EXERCISE: Write out all of the entries exactly, please.

Part of a data file
===

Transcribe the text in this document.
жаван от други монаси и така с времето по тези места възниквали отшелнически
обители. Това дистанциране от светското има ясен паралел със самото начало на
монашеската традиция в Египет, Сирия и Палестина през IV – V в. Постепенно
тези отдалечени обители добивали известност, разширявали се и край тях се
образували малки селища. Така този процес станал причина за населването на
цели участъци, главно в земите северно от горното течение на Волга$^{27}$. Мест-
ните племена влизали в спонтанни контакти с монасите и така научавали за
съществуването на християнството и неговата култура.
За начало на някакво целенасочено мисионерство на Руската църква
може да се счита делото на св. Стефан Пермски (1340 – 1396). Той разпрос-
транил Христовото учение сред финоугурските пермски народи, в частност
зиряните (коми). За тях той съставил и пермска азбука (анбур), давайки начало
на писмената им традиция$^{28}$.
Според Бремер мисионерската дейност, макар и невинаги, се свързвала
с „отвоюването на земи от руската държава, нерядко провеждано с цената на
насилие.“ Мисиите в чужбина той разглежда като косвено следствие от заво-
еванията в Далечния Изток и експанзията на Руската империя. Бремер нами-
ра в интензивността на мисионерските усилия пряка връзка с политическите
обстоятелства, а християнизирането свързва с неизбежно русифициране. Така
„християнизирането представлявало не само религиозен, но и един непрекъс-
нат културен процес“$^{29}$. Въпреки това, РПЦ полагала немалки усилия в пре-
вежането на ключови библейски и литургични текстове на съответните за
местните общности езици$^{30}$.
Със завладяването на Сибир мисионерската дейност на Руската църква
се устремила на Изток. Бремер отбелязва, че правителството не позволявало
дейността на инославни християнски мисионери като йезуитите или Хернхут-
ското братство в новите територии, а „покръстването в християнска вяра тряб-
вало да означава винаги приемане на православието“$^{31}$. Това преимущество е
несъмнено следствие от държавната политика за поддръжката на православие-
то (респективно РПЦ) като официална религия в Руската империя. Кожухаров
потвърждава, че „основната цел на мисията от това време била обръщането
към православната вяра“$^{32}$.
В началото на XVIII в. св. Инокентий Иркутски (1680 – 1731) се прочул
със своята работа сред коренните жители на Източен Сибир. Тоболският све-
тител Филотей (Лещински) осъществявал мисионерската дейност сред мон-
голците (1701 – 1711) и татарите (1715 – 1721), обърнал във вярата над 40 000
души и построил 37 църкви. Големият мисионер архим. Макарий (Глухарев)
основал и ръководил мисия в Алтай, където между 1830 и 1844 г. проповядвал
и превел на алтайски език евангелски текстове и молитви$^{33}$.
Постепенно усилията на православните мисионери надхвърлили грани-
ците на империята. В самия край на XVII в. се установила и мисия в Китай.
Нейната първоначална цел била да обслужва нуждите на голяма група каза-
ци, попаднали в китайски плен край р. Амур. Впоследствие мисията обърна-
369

===

RESPONSE FOR THIS EXERCISE:
Transcribe the text in this document.
жаван от други монаси и така с времето по тези места възниквали отшелнически
обители. Това дистанциране от светското има ясен паралел със самото начало на
монашеската традиция в Египет, Сирия и Палестина през IV – V в. Постепенно
тези отдалечени обители добивали известност, разширявали се и край тях се
образували малки селища. Така този процес станал причина за населването на
цели участъци, главно в земите северно от горното течение на Волга$^{27}$. Мест-
ните племена влизали в спонтанни контакти с монасите и така научавали за
съществуването на християнството и неговата култура.
За начало на някакво целенасочено мисионерство на Руската църква
може да се счита делото на св. Стефан Пермски (1340 – 1396). Той разпрос-
транил Христовото учение сред финоугурските пермски народи, в частност
зиряните (коми). За тях той съставил и пермска азбука (анбур), давайки начало
на писмената им традиция$^{28}$.
Според Бремер мисионерската дейност, макар и невинаги, се свързвала
с „отвоюването на земи от руската държава, нерядко провеждано с цената на
насилие.“ Мисиите в чужбина той разглежда като косвено следствие от заво-
еванията в Далечния Изток и експанзията на Руската империя. Бремер нами-
ра в интензивността на мисионерските усилия пряка връзка с политическите
обстоятелства, а християнизирането свързва с неизбежно русифициране. Така
„християнизирането представлявало не само религиозен, но и един непрекъс-
нат културен процес“$^{29}$. Въпреки това, РПЦ полагала немалки усилия в пре-
вежането на ключови библейски и литургични текстове на съответните за
местните общности езици$^{30}$.
Със завладяването на Сибир мисионерската дейност на Руската църква
се устремила на Изток. Бремер отбелязва, че правителството не позволявало
дейността на инославни християнски мисионери като йезуитите или Хернхут-
ското братство в новите територии, а „покръстването в християнска вяра тряб-
вало да означава винаги приемане на православието“$^{31}$. Това преимущество е
несъмнено следствие от държавната политика за поддръжката на православие-
то (респективно РПЦ) като официална религия в Руската империя. Кожухаров
потвърждава, че „основната цел на мисията от това време била обръщането
към православната вяра“$^{32}$.
В началото на XVIII в. св. Инокентий Иркутски (1680 – 1731) се прочул
със своята работа сред коренните жители на Източен Сибир. Тоболският све-
тител Филотей (Лещински) осъществявал мисионерската дейност сред мон-
голците (1701 – 1711) и татарите (1715 – 1721), обърнал във вярата над 40 000
души и построил 37 църкви. Големият мисионер архим. Макарий (Глухарев)
основал и ръководил мисия в Алтай, където между 1830 и 1844 г. проповядвал
и превел на алтайски език евангелски текстове и молитви$^{33}$.
Постепенно усилията на православните мисионери надхвърлили грани-
ците на империята. В самия край на XVII в. се установила и мисия в Китай.
Нейната първоначална цел била да обслужва нуждите на голяма група каза-
ци, попаднали в китайски плен край р. Амур. Впоследствие мисията обърна-
369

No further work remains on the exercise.